* TASK: Look through the records below, and copy out every line that holds the string "image".

* GIVEN DATA:
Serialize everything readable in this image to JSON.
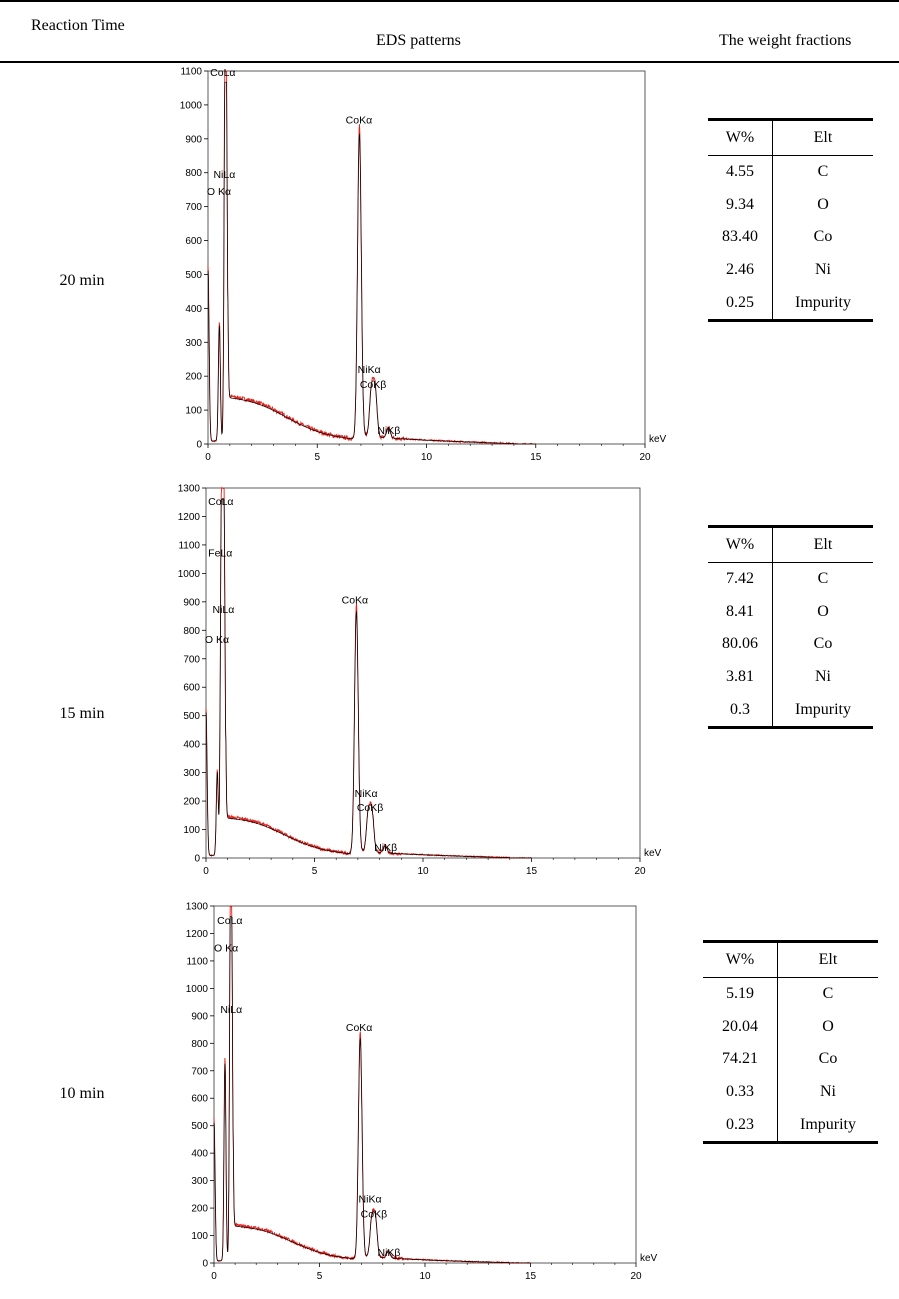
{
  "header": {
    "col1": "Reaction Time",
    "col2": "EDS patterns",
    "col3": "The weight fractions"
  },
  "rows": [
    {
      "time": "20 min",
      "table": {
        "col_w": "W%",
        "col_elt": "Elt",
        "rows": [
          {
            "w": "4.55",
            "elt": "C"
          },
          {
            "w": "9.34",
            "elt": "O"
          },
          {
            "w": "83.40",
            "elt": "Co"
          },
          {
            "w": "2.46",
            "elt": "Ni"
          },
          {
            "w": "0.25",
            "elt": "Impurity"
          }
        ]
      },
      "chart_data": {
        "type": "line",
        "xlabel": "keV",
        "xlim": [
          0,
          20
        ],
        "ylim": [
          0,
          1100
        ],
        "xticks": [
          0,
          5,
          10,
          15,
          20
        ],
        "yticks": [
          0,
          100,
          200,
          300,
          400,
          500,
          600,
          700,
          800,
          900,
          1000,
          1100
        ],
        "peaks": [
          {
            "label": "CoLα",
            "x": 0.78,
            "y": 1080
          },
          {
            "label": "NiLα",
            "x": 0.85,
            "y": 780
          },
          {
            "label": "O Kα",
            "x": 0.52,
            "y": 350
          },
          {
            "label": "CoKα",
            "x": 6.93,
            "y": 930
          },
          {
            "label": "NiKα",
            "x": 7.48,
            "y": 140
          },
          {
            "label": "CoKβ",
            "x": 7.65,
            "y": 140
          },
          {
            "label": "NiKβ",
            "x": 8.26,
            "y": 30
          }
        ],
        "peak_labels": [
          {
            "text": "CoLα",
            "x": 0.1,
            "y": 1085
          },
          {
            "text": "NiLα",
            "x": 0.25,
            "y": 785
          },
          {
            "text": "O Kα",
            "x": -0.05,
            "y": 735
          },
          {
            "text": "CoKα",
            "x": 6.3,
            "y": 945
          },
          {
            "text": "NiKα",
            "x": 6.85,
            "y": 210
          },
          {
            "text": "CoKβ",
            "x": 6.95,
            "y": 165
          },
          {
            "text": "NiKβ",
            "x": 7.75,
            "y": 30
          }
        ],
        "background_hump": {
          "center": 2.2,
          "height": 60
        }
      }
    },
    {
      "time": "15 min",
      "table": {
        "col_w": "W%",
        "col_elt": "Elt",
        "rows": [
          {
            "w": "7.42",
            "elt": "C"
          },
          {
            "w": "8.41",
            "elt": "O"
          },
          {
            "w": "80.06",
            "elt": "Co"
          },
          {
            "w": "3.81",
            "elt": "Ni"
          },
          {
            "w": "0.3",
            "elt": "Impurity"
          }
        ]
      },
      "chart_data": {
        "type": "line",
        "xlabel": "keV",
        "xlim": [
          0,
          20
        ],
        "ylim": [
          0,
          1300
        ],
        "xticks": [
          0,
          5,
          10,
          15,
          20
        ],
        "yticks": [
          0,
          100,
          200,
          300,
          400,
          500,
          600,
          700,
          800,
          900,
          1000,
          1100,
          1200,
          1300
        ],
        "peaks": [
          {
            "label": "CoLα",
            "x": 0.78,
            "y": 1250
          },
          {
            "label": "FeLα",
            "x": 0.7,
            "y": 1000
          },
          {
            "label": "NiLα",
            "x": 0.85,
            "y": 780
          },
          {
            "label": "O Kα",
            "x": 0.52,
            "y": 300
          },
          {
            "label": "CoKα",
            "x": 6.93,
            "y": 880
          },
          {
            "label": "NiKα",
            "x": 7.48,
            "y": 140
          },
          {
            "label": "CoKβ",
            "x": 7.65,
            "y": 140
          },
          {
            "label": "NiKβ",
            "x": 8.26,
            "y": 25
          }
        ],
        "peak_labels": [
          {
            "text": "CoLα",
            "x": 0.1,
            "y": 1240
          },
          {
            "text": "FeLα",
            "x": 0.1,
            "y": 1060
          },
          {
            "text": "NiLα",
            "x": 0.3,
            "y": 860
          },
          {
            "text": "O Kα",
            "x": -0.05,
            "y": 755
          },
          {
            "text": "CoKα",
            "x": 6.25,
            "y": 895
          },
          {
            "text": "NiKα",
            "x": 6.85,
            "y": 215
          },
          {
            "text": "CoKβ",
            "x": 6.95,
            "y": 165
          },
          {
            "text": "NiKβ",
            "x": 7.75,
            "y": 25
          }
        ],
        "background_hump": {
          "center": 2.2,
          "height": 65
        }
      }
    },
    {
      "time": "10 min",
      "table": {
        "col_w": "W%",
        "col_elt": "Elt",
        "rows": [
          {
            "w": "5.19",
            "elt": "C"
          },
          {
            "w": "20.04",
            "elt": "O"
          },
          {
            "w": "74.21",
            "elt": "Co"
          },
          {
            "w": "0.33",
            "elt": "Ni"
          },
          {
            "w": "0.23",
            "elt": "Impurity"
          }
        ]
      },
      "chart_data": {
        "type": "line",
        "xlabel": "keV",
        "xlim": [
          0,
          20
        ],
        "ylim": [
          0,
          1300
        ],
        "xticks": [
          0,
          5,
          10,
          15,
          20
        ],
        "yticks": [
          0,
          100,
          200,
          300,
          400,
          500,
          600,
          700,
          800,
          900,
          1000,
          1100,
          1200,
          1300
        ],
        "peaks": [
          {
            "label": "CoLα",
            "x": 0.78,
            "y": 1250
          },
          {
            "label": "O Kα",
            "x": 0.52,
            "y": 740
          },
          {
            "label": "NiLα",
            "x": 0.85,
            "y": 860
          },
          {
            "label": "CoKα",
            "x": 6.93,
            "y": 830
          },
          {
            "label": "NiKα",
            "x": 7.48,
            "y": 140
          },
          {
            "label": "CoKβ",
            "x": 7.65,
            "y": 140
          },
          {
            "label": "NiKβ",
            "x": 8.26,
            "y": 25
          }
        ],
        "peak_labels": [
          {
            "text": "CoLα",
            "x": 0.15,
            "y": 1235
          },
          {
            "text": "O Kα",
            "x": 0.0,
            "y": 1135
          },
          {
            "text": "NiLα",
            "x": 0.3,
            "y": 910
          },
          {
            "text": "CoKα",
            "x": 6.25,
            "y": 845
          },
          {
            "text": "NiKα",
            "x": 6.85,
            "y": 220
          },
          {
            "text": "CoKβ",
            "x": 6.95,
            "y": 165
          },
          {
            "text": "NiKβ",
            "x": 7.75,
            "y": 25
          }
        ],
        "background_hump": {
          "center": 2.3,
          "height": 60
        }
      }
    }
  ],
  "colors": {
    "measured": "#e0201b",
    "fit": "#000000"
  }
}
---
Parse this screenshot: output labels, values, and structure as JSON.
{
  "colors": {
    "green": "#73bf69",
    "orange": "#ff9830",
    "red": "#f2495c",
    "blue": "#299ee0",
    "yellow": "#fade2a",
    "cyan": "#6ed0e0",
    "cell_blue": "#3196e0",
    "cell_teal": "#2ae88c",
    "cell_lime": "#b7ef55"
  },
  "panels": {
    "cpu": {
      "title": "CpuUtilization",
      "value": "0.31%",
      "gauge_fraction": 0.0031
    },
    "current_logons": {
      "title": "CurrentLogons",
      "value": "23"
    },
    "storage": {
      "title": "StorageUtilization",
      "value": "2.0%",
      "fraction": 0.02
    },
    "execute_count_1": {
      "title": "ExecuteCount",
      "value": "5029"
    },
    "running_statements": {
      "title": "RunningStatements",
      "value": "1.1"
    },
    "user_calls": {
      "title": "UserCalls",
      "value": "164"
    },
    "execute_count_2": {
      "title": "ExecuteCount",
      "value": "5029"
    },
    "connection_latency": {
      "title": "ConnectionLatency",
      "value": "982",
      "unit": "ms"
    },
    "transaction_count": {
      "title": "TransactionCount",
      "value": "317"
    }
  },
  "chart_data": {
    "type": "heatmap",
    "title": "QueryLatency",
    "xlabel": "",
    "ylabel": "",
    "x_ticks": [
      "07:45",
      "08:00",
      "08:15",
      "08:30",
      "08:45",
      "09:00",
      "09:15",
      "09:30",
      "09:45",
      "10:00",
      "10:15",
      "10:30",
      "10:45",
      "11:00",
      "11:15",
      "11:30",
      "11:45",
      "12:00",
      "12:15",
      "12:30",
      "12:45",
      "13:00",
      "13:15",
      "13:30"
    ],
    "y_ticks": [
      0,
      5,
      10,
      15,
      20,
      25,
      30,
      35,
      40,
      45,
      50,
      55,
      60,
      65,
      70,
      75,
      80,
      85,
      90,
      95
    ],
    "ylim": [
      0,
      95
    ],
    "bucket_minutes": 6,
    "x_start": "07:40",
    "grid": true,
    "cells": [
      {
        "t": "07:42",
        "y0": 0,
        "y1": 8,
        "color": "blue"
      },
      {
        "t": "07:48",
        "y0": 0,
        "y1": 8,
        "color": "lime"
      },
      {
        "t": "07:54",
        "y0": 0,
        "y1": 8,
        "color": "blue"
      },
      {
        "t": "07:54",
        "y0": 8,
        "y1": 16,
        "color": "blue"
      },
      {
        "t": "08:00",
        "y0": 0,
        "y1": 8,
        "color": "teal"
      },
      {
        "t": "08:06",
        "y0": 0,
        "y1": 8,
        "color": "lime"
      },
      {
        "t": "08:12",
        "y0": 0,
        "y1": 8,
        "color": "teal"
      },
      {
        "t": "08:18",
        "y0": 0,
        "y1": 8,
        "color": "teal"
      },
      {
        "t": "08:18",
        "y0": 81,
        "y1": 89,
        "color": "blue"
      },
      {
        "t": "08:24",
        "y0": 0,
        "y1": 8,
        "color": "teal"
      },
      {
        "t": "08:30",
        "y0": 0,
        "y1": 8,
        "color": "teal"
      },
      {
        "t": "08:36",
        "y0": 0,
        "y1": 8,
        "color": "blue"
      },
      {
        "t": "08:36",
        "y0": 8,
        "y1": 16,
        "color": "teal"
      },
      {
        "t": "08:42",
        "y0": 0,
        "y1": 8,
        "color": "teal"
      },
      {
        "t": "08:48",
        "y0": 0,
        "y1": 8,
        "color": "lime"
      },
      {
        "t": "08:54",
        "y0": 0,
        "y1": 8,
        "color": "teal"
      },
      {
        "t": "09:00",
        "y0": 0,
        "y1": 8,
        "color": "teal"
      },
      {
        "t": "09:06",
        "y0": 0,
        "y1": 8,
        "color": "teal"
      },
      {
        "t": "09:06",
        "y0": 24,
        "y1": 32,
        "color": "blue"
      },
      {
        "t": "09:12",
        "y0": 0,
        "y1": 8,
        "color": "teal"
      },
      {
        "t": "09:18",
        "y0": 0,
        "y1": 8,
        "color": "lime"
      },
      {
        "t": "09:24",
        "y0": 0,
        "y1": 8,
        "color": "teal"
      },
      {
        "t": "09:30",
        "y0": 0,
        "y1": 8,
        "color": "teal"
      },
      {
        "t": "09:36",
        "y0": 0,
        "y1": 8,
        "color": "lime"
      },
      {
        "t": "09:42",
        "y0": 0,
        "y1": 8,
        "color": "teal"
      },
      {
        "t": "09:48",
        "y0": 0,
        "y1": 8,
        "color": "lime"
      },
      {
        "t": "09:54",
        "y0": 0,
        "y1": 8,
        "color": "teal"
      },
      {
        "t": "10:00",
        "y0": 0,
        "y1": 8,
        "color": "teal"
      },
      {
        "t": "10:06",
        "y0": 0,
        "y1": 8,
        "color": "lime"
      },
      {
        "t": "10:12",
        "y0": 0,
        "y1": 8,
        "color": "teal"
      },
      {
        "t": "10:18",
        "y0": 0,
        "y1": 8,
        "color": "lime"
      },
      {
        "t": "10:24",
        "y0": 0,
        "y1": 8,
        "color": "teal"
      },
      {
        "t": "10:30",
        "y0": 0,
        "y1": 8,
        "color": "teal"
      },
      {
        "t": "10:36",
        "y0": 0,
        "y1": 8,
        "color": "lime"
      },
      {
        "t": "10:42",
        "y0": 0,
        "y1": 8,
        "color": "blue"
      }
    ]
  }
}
...
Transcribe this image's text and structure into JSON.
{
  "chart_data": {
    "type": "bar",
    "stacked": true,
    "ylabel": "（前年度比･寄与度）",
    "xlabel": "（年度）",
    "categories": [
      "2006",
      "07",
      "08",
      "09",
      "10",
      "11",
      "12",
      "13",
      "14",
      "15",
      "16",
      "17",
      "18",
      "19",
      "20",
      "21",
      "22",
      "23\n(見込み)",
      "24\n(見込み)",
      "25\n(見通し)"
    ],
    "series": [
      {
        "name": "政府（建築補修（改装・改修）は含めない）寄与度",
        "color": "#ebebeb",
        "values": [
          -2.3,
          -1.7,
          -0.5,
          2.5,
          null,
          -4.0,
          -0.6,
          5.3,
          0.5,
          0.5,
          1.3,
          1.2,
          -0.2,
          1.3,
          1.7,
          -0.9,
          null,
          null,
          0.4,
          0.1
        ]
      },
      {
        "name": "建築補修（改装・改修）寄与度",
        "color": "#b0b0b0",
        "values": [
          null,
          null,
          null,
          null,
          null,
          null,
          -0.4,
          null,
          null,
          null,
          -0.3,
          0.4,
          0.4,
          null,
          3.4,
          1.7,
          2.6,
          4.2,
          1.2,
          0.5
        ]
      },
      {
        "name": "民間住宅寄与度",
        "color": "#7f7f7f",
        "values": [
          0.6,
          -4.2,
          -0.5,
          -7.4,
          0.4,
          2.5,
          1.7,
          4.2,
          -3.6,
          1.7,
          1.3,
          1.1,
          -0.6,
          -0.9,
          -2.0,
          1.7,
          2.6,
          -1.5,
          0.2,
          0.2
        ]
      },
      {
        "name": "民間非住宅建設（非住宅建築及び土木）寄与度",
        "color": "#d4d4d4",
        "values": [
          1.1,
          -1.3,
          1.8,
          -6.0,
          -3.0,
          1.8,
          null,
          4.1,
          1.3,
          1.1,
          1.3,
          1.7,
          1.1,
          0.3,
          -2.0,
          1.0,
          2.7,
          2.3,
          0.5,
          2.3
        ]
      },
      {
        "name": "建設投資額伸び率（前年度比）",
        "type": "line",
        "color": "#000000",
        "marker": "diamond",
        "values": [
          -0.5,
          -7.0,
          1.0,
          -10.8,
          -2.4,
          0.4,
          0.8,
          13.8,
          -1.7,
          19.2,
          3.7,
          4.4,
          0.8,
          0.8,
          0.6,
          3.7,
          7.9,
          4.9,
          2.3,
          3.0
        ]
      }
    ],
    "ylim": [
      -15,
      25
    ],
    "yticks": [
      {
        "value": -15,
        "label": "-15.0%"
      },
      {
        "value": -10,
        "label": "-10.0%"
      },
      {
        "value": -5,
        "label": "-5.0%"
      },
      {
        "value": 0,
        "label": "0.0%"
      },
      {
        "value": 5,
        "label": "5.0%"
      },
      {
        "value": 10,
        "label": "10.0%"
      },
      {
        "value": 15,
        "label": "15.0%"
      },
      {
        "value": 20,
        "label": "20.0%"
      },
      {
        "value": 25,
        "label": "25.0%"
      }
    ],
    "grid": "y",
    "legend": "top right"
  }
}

* ANSWER TO THIS PROBLEM:
Serialize everything readable in this image to JSON.
Transcribe this image's text and structure into JSON.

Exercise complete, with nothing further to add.